Output every line of the records below as a numbered list, omitting blank lines and any pictures.

==*==

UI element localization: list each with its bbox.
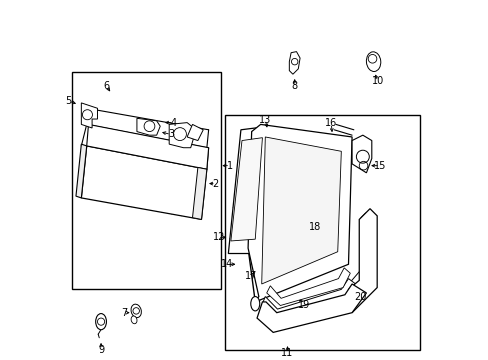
Text: 11: 11 <box>281 348 293 358</box>
Bar <box>224 116 419 350</box>
Bar <box>72 72 221 289</box>
Text: 4: 4 <box>170 118 177 127</box>
Text: 3: 3 <box>167 130 174 139</box>
Text: 12: 12 <box>213 232 225 242</box>
Text: 9: 9 <box>98 345 104 355</box>
Polygon shape <box>351 135 371 173</box>
Polygon shape <box>261 137 341 284</box>
Ellipse shape <box>96 314 106 330</box>
Polygon shape <box>76 144 86 198</box>
Polygon shape <box>257 284 366 332</box>
Text: 20: 20 <box>353 292 366 302</box>
Text: 2: 2 <box>212 179 219 189</box>
Text: 18: 18 <box>309 222 321 231</box>
Polygon shape <box>247 125 351 302</box>
Text: 15: 15 <box>373 161 386 171</box>
Text: 6: 6 <box>103 81 109 91</box>
Polygon shape <box>81 146 206 220</box>
Text: 1: 1 <box>226 161 233 171</box>
Polygon shape <box>348 209 376 313</box>
Ellipse shape <box>131 304 141 318</box>
Text: 13: 13 <box>259 115 271 125</box>
Ellipse shape <box>250 297 259 311</box>
Polygon shape <box>228 126 269 253</box>
Text: 10: 10 <box>371 76 383 86</box>
Text: 5: 5 <box>65 96 72 106</box>
Text: 16: 16 <box>325 118 337 128</box>
Text: 8: 8 <box>291 81 297 91</box>
Text: 14: 14 <box>221 259 233 269</box>
Polygon shape <box>86 125 208 169</box>
Polygon shape <box>192 167 206 220</box>
Polygon shape <box>137 118 160 135</box>
Polygon shape <box>289 51 300 74</box>
Text: 17: 17 <box>244 271 257 281</box>
Polygon shape <box>81 103 97 128</box>
Ellipse shape <box>366 52 380 72</box>
Ellipse shape <box>131 316 137 324</box>
Polygon shape <box>261 279 355 318</box>
Polygon shape <box>187 125 203 140</box>
Polygon shape <box>230 138 262 241</box>
Text: 7: 7 <box>122 308 127 318</box>
Text: 19: 19 <box>297 300 309 310</box>
Polygon shape <box>169 123 196 148</box>
Polygon shape <box>266 268 349 306</box>
Polygon shape <box>349 213 371 288</box>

==*==

### RESPONSE FOR THIS EXERCISE:
1. UI element localization: list each with its bbox.
2. Text: 11: 11 <box>281 348 293 358</box>
3. Bar <box>224 116 419 350</box>
4. Bar <box>72 72 221 289</box>
5. Text: 4: 4 <box>170 118 177 127</box>
6. Text: 3: 3 <box>167 130 174 139</box>
7. Text: 12: 12 <box>213 232 225 242</box>
8. Text: 9: 9 <box>98 345 104 355</box>
9. Polygon shape <box>351 135 371 173</box>
10. Polygon shape <box>261 137 341 284</box>
11. Ellipse shape <box>96 314 106 330</box>
12. Polygon shape <box>76 144 86 198</box>
13. Polygon shape <box>257 284 366 332</box>
14. Text: 20: 20 <box>353 292 366 302</box>
15. Text: 2: 2 <box>212 179 219 189</box>
16. Text: 18: 18 <box>309 222 321 231</box>
17. Polygon shape <box>247 125 351 302</box>
18. Text: 15: 15 <box>373 161 386 171</box>
19. Text: 6: 6 <box>103 81 109 91</box>
20. Polygon shape <box>81 146 206 220</box>
21. Text: 1: 1 <box>226 161 233 171</box>
22. Polygon shape <box>348 209 376 313</box>
23. Ellipse shape <box>131 304 141 318</box>
24. Text: 13: 13 <box>259 115 271 125</box>
25. Ellipse shape <box>250 297 259 311</box>
26. Polygon shape <box>228 126 269 253</box>
27. Text: 10: 10 <box>371 76 383 86</box>
28. Text: 5: 5 <box>65 96 72 106</box>
29. Text: 16: 16 <box>325 118 337 128</box>
30. Text: 8: 8 <box>291 81 297 91</box>
31. Text: 14: 14 <box>221 259 233 269</box>
32. Polygon shape <box>86 125 208 169</box>
33. Polygon shape <box>192 167 206 220</box>
34. Polygon shape <box>137 118 160 135</box>
35. Polygon shape <box>289 51 300 74</box>
36. Text: 17: 17 <box>244 271 257 281</box>
37. Polygon shape <box>81 103 97 128</box>
38. Ellipse shape <box>366 52 380 72</box>
39. Ellipse shape <box>131 316 137 324</box>
40. Polygon shape <box>261 279 355 318</box>
41. Polygon shape <box>187 125 203 140</box>
42. Polygon shape <box>230 138 262 241</box>
43. Text: 7: 7 <box>122 308 127 318</box>
44. Text: 19: 19 <box>297 300 309 310</box>
45. Polygon shape <box>169 123 196 148</box>
46. Polygon shape <box>266 268 349 306</box>
47. Polygon shape <box>349 213 371 288</box>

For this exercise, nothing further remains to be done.